EXERCISE DIRECTIONS: Go over the entries below line by line, copying each one that contains the word "orders".

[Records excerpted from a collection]
_____
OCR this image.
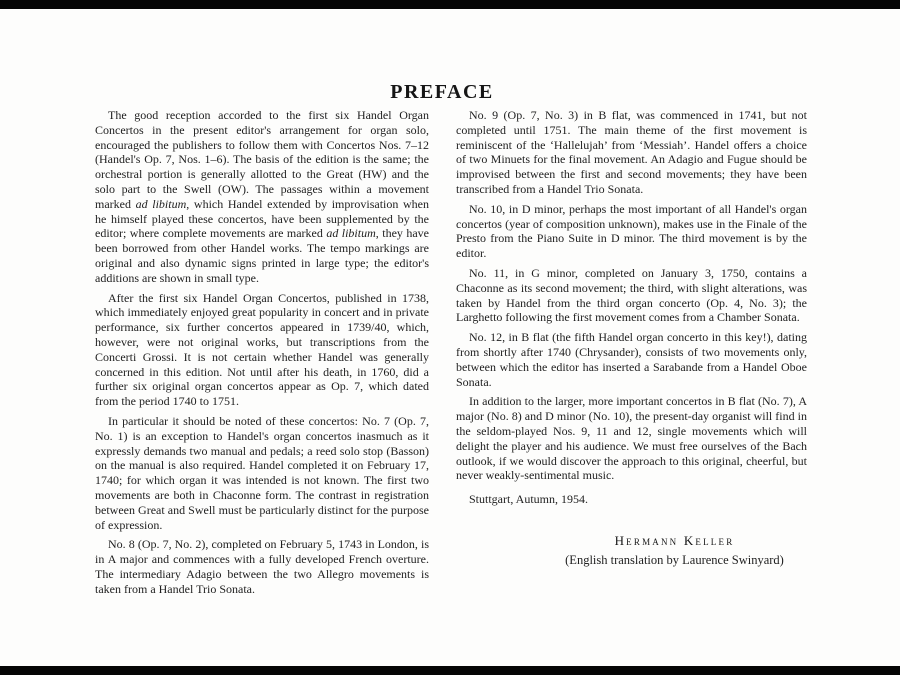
PREFACE

The good reception accorded to the first six Handel Organ Concertos in the present editor's arrangement for organ solo, encouraged the publishers to follow them with Concertos Nos. 7–12 (Handel's Op. 7, Nos. 1–6). The basis of the edition is the same; the orchestral portion is generally allotted to the Great (HW) and the solo part to the Swell (OW). The passages within a movement marked ad libitum, which Handel extended by improvisation when he himself played these concertos, have been supplemented by the editor; where complete movements are marked ad libitum, they have been borrowed from other Handel works. The tempo markings are original and also dynamic signs printed in large type; the editor's additions are shown in small type.

After the first six Handel Organ Concertos, published in 1738, which immediately enjoyed great popularity in concert and in private performance, six further concertos appeared in 1739/40, which, however, were not original works, but transcriptions from the Concerti Grossi. It is not certain whether Handel was generally concerned in this edition. Not until after his death, in 1760, did a further six original organ concertos appear as Op. 7, which dated from the period 1740 to 1751.

In particular it should be noted of these concertos: No. 7 (Op. 7, No. 1) is an exception to Handel's organ concertos inasmuch as it expressly demands two manual and pedals; a reed solo stop (Basson) on the manual is also required. Handel completed it on February 17, 1740; for which organ it was intended is not known. The first two movements are both in Chaconne form. The contrast in registration between Great and Swell must be particularly distinct for the purpose of expression.

No. 8 (Op. 7, No. 2), completed on February 5, 1743 in London, is in A major and commences with a fully developed French overture. The intermediary Adagio between the two Allegro movements is taken from a Handel Trio Sonata.

No. 9 (Op. 7, No. 3) in B flat, was commenced in 1741, but not completed until 1751. The main theme of the first movement is reminiscent of the ‘Hallelujah’ from ‘Messiah’. Handel offers a choice of two Minuets for the final movement. An Adagio and Fugue should be improvised between the first and second movements; they have been transcribed from a Handel Trio Sonata.

No. 10, in D minor, perhaps the most important of all Handel's organ concertos (year of composition unknown), makes use in the Finale of the Presto from the Piano Suite in D minor. The third movement is by the editor.

No. 11, in G minor, completed on January 3, 1750, contains a Chaconne as its second movement; the third, with slight alterations, was taken by Handel from the third organ concerto (Op. 4, No. 3); the Larghetto following the first movement comes from a Chamber Sonata.

No. 12, in B flat (the fifth Handel organ concerto in this key!), dating from shortly after 1740 (Chrysander), consists of two movements only, between which the editor has inserted a Sarabande from a Handel Oboe Sonata.

In addition to the larger, more important concertos in B flat (No. 7), A major (No. 8) and D minor (No. 10), the present-day organist will find in the seldom-played Nos. 9, 11 and 12, single movements which will delight the player and his audience. We must free ourselves of the Bach outlook, if we would discover the approach to this original, cheerful, but never weakly-sentimental music.

Stuttgart, Autumn, 1954.

Hermann Keller
(English translation by Laurence Swinyard)
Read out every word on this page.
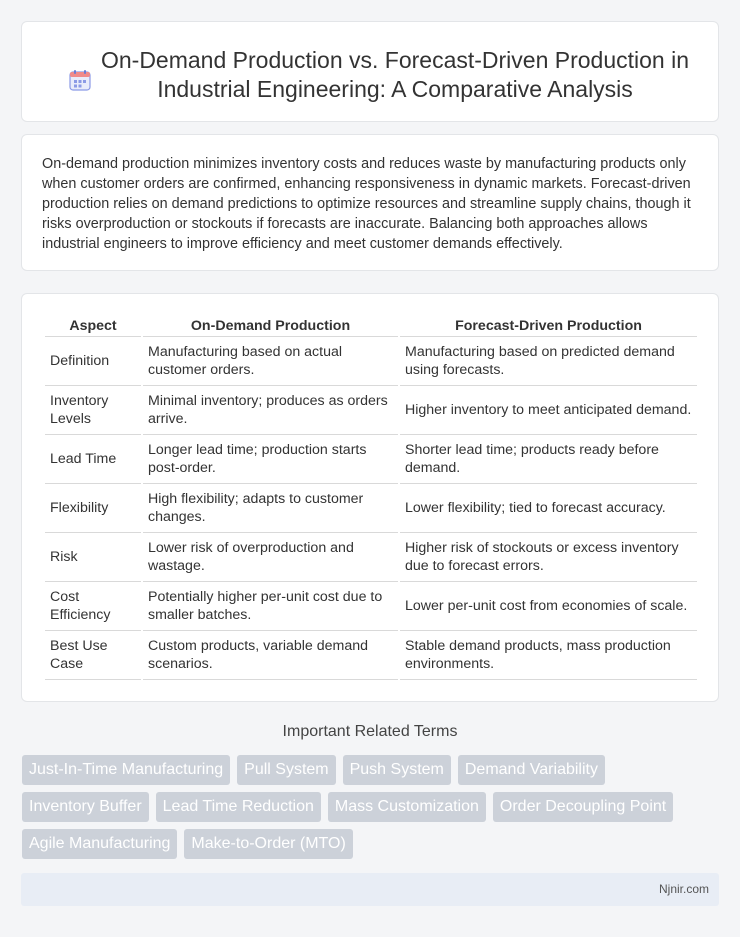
On-Demand Production vs. Forecast-Driven Production in Industrial Engineering: A Comparative Analysis

On-demand production minimizes inventory costs and reduces waste by manufacturing products only when customer orders are confirmed, enhancing responsiveness in dynamic markets. Forecast-driven production relies on demand predictions to optimize resources and streamline supply chains, though it risks overproduction or stockouts if forecasts are inaccurate. Balancing both approaches allows industrial engineers to improve efficiency and meet customer demands effectively.

Aspect	On-Demand Production	Forecast-Driven Production
Definition	Manufacturing based on actual customer orders.	Manufacturing based on predicted demand using forecasts.
Inventory Levels	Minimal inventory; produces as orders arrive.	Higher inventory to meet anticipated demand.
Lead Time	Longer lead time; production starts post-order.	Shorter lead time; products ready before demand.
Flexibility	High flexibility; adapts to customer changes.	Lower flexibility; tied to forecast accuracy.
Risk	Lower risk of overproduction and wastage.	Higher risk of stockouts or excess inventory due to forecast errors.
Cost Efficiency	Potentially higher per-unit cost due to smaller batches.	Lower per-unit cost from economies of scale.
Best Use Case	Custom products, variable demand scenarios.	Stable demand products, mass production environments.
Important Related Terms
Just-In-Time Manufacturing	Pull System	Push System	Demand Variability
Inventory Buffer	Lead Time Reduction	Mass Customization	Order Decoupling Point
Agile Manufacturing	Make-to-Order (MTO)
Njnir.com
_____
THE SOLUTION:
On-demand production minimizes inventory costs and reduces waste by manufacturing products only when customer orders are confirmed, enhancing responsiveness in dynamic markets. Forecast-driven production relies on demand predictions to optimize resources and streamline supply chains, though it risks overproduction or stockouts if forecasts are inaccurate. Balancing both approaches allows industrial engineers to improve efficiency and meet customer demands effectively.
Definition	Manufacturing based on actual customer orders.	Manufacturing based on predicted demand using forecasts.
Inventory Levels	Minimal inventory; produces as orders arrive.	Higher inventory to meet anticipated demand.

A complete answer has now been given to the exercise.